• [Exercise instructions] In the data below, locate each line with the word "this" and list it.
## Start
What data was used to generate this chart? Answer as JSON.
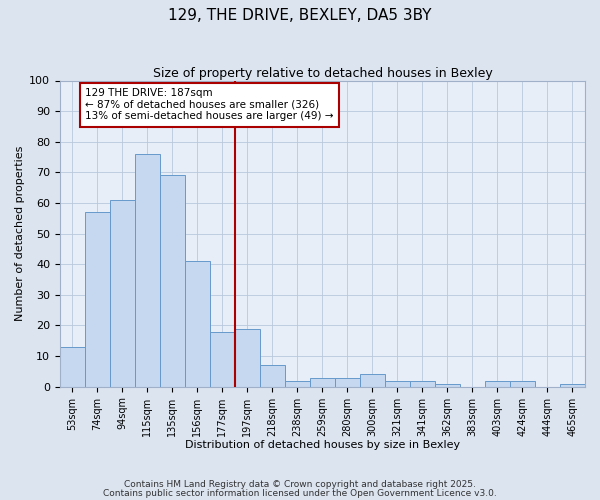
{
  "title1": "129, THE DRIVE, BEXLEY, DA5 3BY",
  "title2": "Size of property relative to detached houses in Bexley",
  "xlabel": "Distribution of detached houses by size in Bexley",
  "ylabel": "Number of detached properties",
  "categories": [
    "53sqm",
    "74sqm",
    "94sqm",
    "115sqm",
    "135sqm",
    "156sqm",
    "177sqm",
    "197sqm",
    "218sqm",
    "238sqm",
    "259sqm",
    "280sqm",
    "300sqm",
    "321sqm",
    "341sqm",
    "362sqm",
    "383sqm",
    "403sqm",
    "424sqm",
    "444sqm",
    "465sqm"
  ],
  "values": [
    13,
    57,
    61,
    76,
    69,
    41,
    18,
    19,
    7,
    2,
    3,
    3,
    4,
    2,
    2,
    1,
    0,
    2,
    2,
    0,
    1
  ],
  "bar_color": "#c5d8f0",
  "bar_edge_color": "#6699cc",
  "vline_color": "#aa0000",
  "annotation_text": "129 THE DRIVE: 187sqm\n← 87% of detached houses are smaller (326)\n13% of semi-detached houses are larger (49) →",
  "annotation_box_color": "#aa0000",
  "ylim": [
    0,
    100
  ],
  "yticks": [
    0,
    10,
    20,
    30,
    40,
    50,
    60,
    70,
    80,
    90,
    100
  ],
  "footer1": "Contains HM Land Registry data © Crown copyright and database right 2025.",
  "footer2": "Contains public sector information licensed under the Open Government Licence v3.0.",
  "bg_color": "#dce4f0",
  "plot_bg_color": "#e8eef8"
}
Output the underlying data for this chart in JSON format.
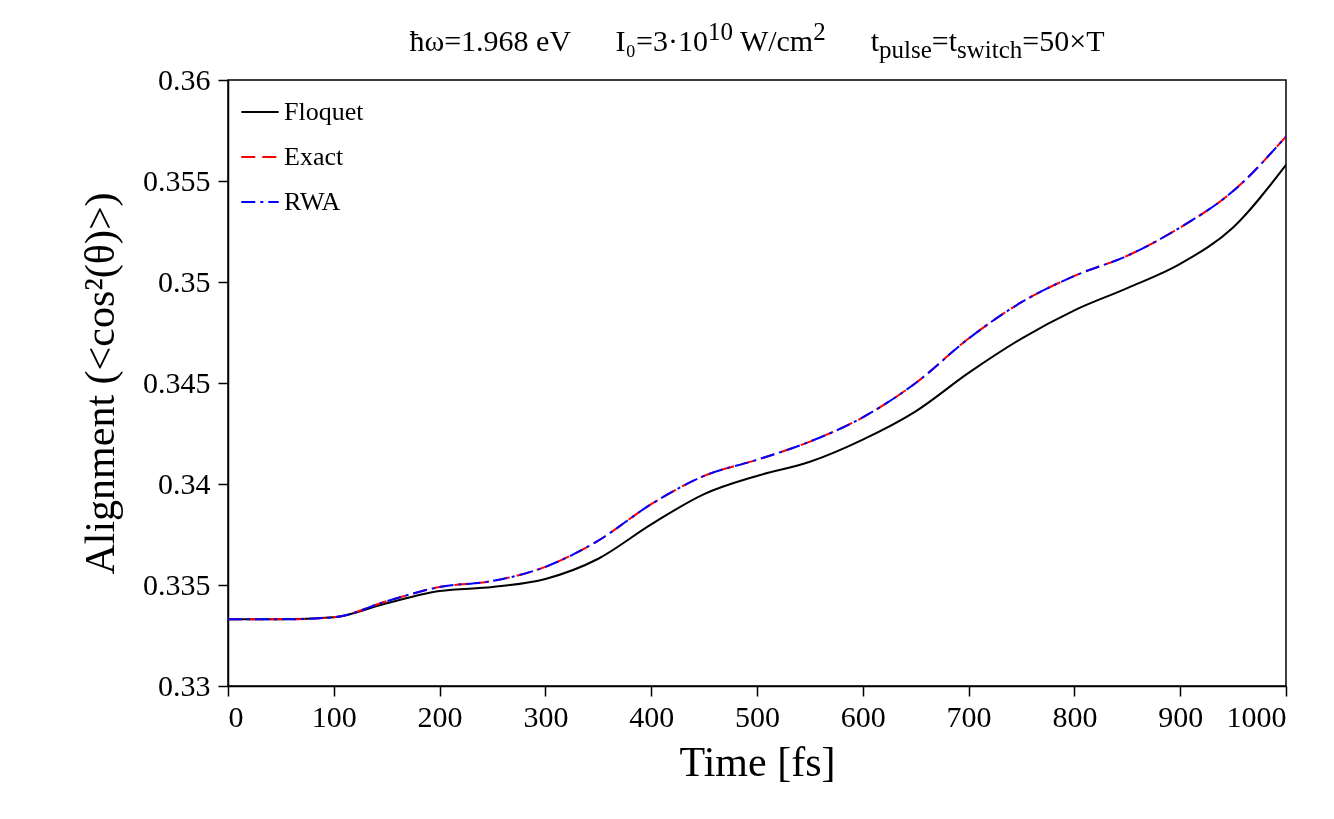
{
  "chart_data": {
    "type": "line",
    "title": "ħω=1.968 eV      I₀=3·10$^{10}$ W/cm$^{2}$      t$_{pulse}$=t$_{switch}$=50×T",
    "xlabel": "Time        [fs]",
    "ylabel": "Alignment (<cos²(θ)>)",
    "x": [
      0,
      50,
      100,
      150,
      200,
      250,
      300,
      350,
      400,
      450,
      500,
      550,
      600,
      650,
      700,
      750,
      800,
      850,
      900,
      950,
      1000
    ],
    "series": [
      {
        "name": "Floquet",
        "color": "#000000",
        "line_style": "solid",
        "values": [
          0.3333,
          0.3333,
          0.3334,
          0.3341,
          0.3347,
          0.3349,
          0.3353,
          0.3363,
          0.338,
          0.3395,
          0.3404,
          0.3411,
          0.3422,
          0.3436,
          0.3455,
          0.3472,
          0.3486,
          0.3497,
          0.3509,
          0.3527,
          0.3558
        ]
      },
      {
        "name": "Exact",
        "color": "#ff0000",
        "line_style": "dashed",
        "values": [
          0.3333,
          0.3333,
          0.3334,
          0.3342,
          0.3349,
          0.3352,
          0.3359,
          0.3372,
          0.339,
          0.3404,
          0.3412,
          0.3421,
          0.3433,
          0.345,
          0.3472,
          0.349,
          0.3503,
          0.3513,
          0.3527,
          0.3545,
          0.3572
        ]
      },
      {
        "name": "RWA",
        "color": "#0000ff",
        "line_style": "dashdot",
        "values": [
          0.3333,
          0.3333,
          0.3334,
          0.3342,
          0.3349,
          0.3352,
          0.3359,
          0.3372,
          0.339,
          0.3404,
          0.3412,
          0.3421,
          0.3433,
          0.345,
          0.3472,
          0.349,
          0.3503,
          0.3513,
          0.3527,
          0.3545,
          0.3572
        ]
      }
    ],
    "xlim": [
      0,
      1000
    ],
    "xticks": [
      0,
      100,
      200,
      300,
      400,
      500,
      600,
      700,
      800,
      900,
      1000
    ],
    "ylim": [
      0.33,
      0.36
    ],
    "yticks": [
      0.33,
      0.335,
      0.34,
      0.345,
      0.35,
      0.355,
      0.36
    ],
    "grid": false,
    "legend": "top left",
    "marker": "none"
  }
}
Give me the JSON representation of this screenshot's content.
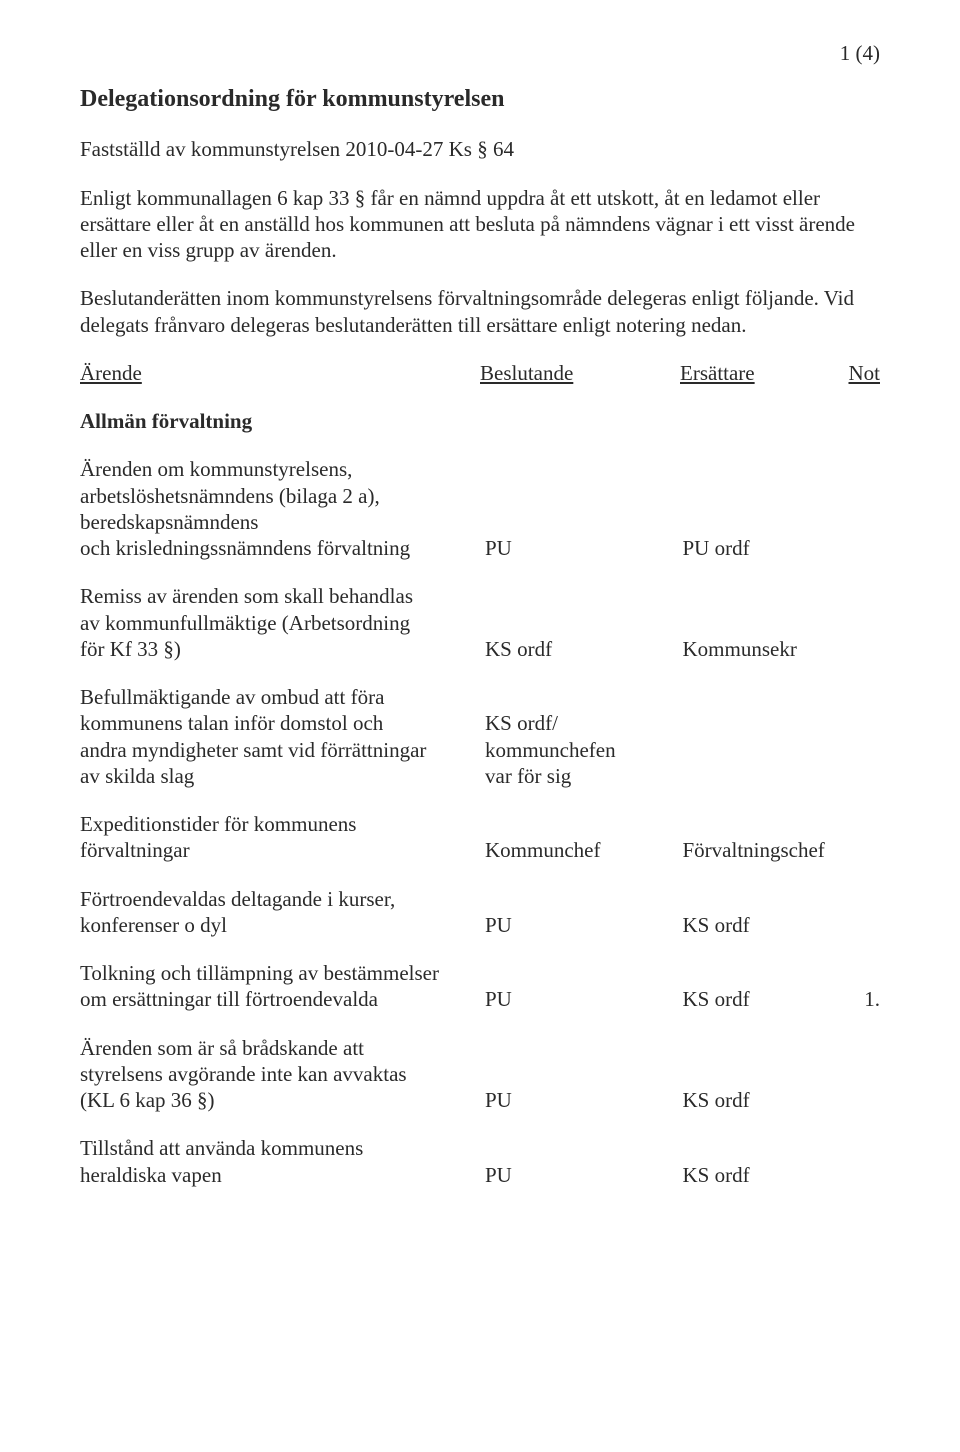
{
  "colors": {
    "text": "#2a2a2a",
    "background": "#ffffff"
  },
  "typography": {
    "font_family": "Times New Roman",
    "body_fontsize_pt": 16,
    "title_fontsize_pt": 18
  },
  "page_number": "1 (4)",
  "title": "Delegationsordning för kommunstyrelsen",
  "subtitle": "Fastställd av kommunstyrelsen  2010-04-27 Ks § 64",
  "para1": "Enligt kommunallagen 6 kap 33 § får en nämnd uppdra åt ett utskott, åt en ledamot eller ersättare eller åt en anställd hos kommunen att besluta på nämndens vägnar i ett visst ärende eller en viss grupp av ärenden.",
  "para2": "Beslutanderätten inom kommunstyrelsens förvaltningsområde delegeras enligt följande. Vid delegats frånvaro delegeras beslutanderätten till ersättare enligt notering nedan.",
  "headers": {
    "h1": "Ärende",
    "h2": "Beslutande",
    "h3": "Ersättare",
    "h4": "Not"
  },
  "section_heading": "Allmän förvaltning",
  "rows": [
    {
      "desc": "Ärenden om kommunstyrelsens,\narbetslöshetsnämndens (bilaga 2 a),\nberedskapsnämndens\noch krisledningssnämndens förvaltning",
      "besl": "PU",
      "ers": "PU ordf",
      "not": ""
    },
    {
      "desc": "Remiss av ärenden som skall behandlas\nav kommunfullmäktige (Arbetsordning\nför Kf 33 §)",
      "besl": "KS ordf",
      "ers": "Kommunsekr",
      "not": ""
    },
    {
      "desc": "Befullmäktigande av ombud att föra\nkommunens talan inför domstol och\nandra myndigheter samt vid förrättningar\nav skilda slag",
      "besl": "KS ordf/\nkommunchefen\nvar för sig",
      "ers": "",
      "not": ""
    },
    {
      "desc": "Expeditionstider för kommunens\nförvaltningar",
      "besl": "Kommunchef",
      "ers": "Förvaltningschef",
      "not": ""
    },
    {
      "desc": "Förtroendevaldas deltagande i kurser,\nkonferenser o dyl",
      "besl": "PU",
      "ers": "KS ordf",
      "not": ""
    },
    {
      "desc": "Tolkning och tillämpning av bestämmelser\nom ersättningar till förtroendevalda",
      "besl": "PU",
      "ers": "KS ordf",
      "not": "1."
    },
    {
      "desc": "Ärenden som är så brådskande att\nstyrelsens avgörande inte kan avvaktas\n(KL 6 kap 36 §)",
      "besl": "PU",
      "ers": "KS ordf",
      "not": ""
    },
    {
      "desc": "Tillstånd att använda kommunens\nheraldiska vapen",
      "besl": "PU",
      "ers": "KS ordf",
      "not": ""
    }
  ]
}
## End
• [Exercise output]
What data was used to generate this chart? Answer as JSON.
Output the underlying data for this chart in JSON format.
Give me the JSON representation of this screenshot's content.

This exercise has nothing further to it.